_Prompt:_
Report all lines from the entries below in which "name" appears.

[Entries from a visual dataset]
------------------------

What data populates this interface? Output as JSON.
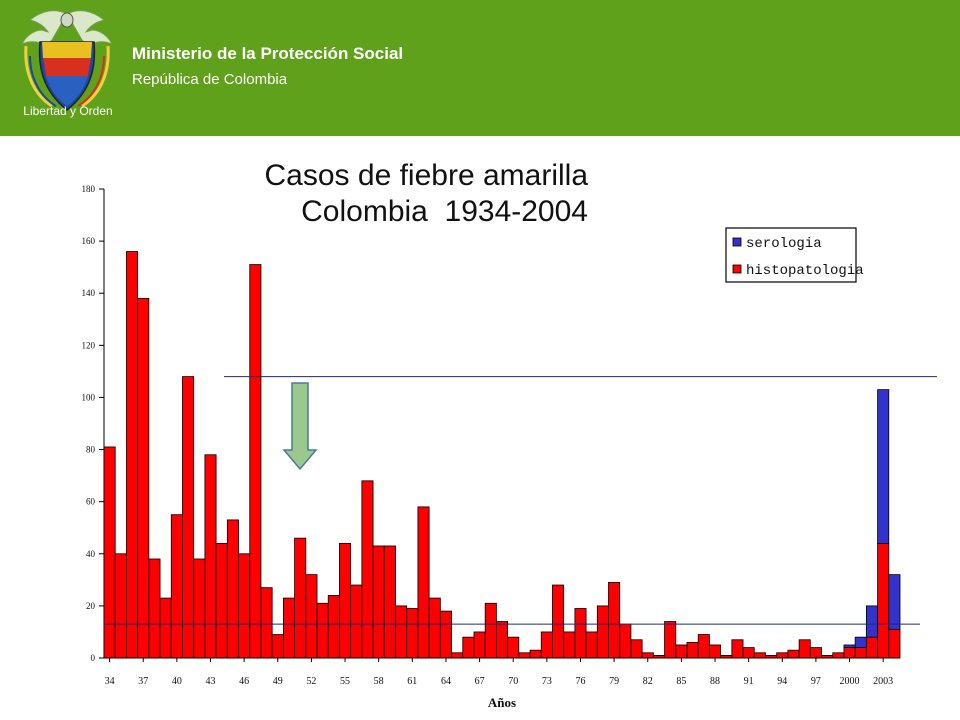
{
  "header": {
    "ministry": "Ministerio de la Protección Social",
    "country": "República de Colombia",
    "motto": "Libertad y Orden",
    "background_color": "#5fa11a"
  },
  "chart_data": {
    "type": "bar",
    "stacked": true,
    "title_lines": [
      "Casos de fiebre amarilla",
      "Colombia  1934-2004"
    ],
    "xlabel": "Años",
    "ylabel": "",
    "ylim": [
      0,
      180
    ],
    "yticks": [
      0,
      20,
      40,
      60,
      80,
      100,
      120,
      140,
      160,
      180
    ],
    "categories": [
      1934,
      1935,
      1936,
      1937,
      1938,
      1939,
      1940,
      1941,
      1942,
      1943,
      1944,
      1945,
      1946,
      1947,
      1948,
      1949,
      1950,
      1951,
      1952,
      1953,
      1954,
      1955,
      1956,
      1957,
      1958,
      1959,
      1960,
      1961,
      1962,
      1963,
      1964,
      1965,
      1966,
      1967,
      1968,
      1969,
      1970,
      1971,
      1972,
      1973,
      1974,
      1975,
      1976,
      1977,
      1978,
      1979,
      1980,
      1981,
      1982,
      1983,
      1984,
      1985,
      1986,
      1987,
      1988,
      1989,
      1990,
      1991,
      1992,
      1993,
      1994,
      1995,
      1996,
      1997,
      1998,
      1999,
      2000,
      2001,
      2002,
      2003,
      2004
    ],
    "tick_labels": [
      "34",
      "37",
      "40",
      "43",
      "46",
      "49",
      "52",
      "55",
      "58",
      "61",
      "64",
      "67",
      "70",
      "73",
      "76",
      "79",
      "82",
      "85",
      "88",
      "91",
      "94",
      "97",
      "2000",
      "2003"
    ],
    "tick_label_indices": [
      0,
      3,
      6,
      9,
      12,
      15,
      18,
      21,
      24,
      27,
      30,
      33,
      36,
      39,
      42,
      45,
      48,
      51,
      54,
      57,
      60,
      63,
      66,
      69
    ],
    "series": [
      {
        "name": "histopatologia",
        "color": "#ff0000",
        "values": [
          81,
          40,
          156,
          138,
          38,
          23,
          55,
          108,
          38,
          78,
          44,
          53,
          40,
          151,
          27,
          9,
          23,
          46,
          32,
          21,
          24,
          44,
          28,
          68,
          43,
          43,
          20,
          19,
          58,
          23,
          18,
          2,
          8,
          10,
          21,
          14,
          8,
          2,
          3,
          10,
          28,
          10,
          19,
          10,
          20,
          29,
          13,
          7,
          2,
          1,
          14,
          5,
          6,
          9,
          5,
          1,
          7,
          4,
          2,
          1,
          2,
          3,
          7,
          4,
          1,
          2,
          4,
          4,
          8,
          44,
          11
        ]
      },
      {
        "name": "serologia",
        "color": "#3333cc",
        "values": [
          0,
          0,
          0,
          0,
          0,
          0,
          0,
          0,
          0,
          0,
          0,
          0,
          0,
          0,
          0,
          0,
          0,
          0,
          0,
          0,
          0,
          0,
          0,
          0,
          0,
          0,
          0,
          0,
          0,
          0,
          0,
          0,
          0,
          0,
          0,
          0,
          0,
          0,
          0,
          0,
          0,
          0,
          0,
          0,
          0,
          0,
          0,
          0,
          0,
          0,
          0,
          0,
          0,
          0,
          0,
          0,
          0,
          0,
          0,
          0,
          0,
          0,
          0,
          0,
          0,
          0,
          1,
          4,
          12,
          59,
          21
        ]
      }
    ],
    "reference_lines": [
      108,
      13
    ],
    "annotation": "downward-arrow",
    "legend_position": "top-right",
    "grid": false
  }
}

------------------------

_Reply to the exercise:_
        "name": "histopatologia",
        "name": "serologia",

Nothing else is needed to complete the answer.